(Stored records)
▬▬▬▬▬▬▬▬▬▬

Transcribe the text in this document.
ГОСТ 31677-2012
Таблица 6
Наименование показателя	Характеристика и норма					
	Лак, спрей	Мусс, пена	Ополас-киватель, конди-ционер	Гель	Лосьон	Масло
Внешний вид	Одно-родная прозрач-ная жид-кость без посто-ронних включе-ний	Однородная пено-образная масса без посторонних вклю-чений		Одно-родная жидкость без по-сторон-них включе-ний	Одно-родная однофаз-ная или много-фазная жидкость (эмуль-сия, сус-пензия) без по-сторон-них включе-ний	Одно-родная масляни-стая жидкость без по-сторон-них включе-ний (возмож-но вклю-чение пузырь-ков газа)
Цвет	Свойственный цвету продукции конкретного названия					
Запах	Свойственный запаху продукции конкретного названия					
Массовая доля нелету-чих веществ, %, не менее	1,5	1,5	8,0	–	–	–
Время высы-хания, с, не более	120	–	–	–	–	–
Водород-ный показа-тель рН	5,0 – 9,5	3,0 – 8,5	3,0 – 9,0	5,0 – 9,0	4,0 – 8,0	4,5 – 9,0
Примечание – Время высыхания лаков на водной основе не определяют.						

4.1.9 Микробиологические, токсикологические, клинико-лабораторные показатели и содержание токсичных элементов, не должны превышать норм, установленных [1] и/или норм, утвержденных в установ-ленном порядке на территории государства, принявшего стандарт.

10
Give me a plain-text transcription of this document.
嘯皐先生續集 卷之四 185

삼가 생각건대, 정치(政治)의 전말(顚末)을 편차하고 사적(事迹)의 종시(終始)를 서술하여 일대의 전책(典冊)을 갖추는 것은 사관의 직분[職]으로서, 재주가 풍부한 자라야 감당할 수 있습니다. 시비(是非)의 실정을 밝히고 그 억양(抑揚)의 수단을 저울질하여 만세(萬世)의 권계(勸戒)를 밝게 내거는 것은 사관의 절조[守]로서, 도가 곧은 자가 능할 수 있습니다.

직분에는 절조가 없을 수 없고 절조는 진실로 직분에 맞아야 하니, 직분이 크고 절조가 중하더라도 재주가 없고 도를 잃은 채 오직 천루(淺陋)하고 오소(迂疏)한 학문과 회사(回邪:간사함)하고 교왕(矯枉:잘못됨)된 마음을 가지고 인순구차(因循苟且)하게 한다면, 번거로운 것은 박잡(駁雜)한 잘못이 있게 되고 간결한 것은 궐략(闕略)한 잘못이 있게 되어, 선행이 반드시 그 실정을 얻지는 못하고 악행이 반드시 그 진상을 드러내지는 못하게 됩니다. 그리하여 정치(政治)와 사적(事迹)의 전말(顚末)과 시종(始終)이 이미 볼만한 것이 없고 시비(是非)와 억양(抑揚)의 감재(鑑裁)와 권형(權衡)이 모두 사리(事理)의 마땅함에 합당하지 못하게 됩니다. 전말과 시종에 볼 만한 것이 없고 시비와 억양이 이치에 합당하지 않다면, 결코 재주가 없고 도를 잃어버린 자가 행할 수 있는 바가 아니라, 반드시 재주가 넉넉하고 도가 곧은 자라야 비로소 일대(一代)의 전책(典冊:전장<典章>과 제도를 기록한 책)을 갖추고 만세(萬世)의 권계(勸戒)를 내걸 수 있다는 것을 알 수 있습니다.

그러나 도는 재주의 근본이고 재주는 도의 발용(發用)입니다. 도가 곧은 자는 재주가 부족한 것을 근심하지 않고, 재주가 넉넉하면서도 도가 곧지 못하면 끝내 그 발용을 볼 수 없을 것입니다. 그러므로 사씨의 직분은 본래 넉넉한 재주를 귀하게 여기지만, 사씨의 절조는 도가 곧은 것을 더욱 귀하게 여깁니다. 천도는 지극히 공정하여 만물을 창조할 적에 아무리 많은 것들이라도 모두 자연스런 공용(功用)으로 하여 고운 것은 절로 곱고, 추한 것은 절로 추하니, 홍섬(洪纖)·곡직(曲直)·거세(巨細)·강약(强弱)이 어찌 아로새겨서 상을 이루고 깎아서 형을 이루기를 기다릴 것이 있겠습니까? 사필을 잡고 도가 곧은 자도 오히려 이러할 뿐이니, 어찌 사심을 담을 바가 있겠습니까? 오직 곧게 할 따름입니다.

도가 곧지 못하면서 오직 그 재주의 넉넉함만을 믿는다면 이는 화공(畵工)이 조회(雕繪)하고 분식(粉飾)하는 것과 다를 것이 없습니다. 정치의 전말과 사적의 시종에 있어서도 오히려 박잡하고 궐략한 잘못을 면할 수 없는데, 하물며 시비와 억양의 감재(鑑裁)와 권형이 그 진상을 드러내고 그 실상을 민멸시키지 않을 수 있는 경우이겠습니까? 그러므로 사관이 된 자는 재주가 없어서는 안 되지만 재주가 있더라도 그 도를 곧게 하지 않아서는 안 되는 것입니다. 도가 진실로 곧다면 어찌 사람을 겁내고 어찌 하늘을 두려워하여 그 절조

▬▬▬▬▬▬▬▬▬▬

→ **Work to be completed**
Within the listing above, find every line containing the string "document" and return it.

→ **Full answer**
Transcribe the text in this document.
Give me a plain-text transcription of this document.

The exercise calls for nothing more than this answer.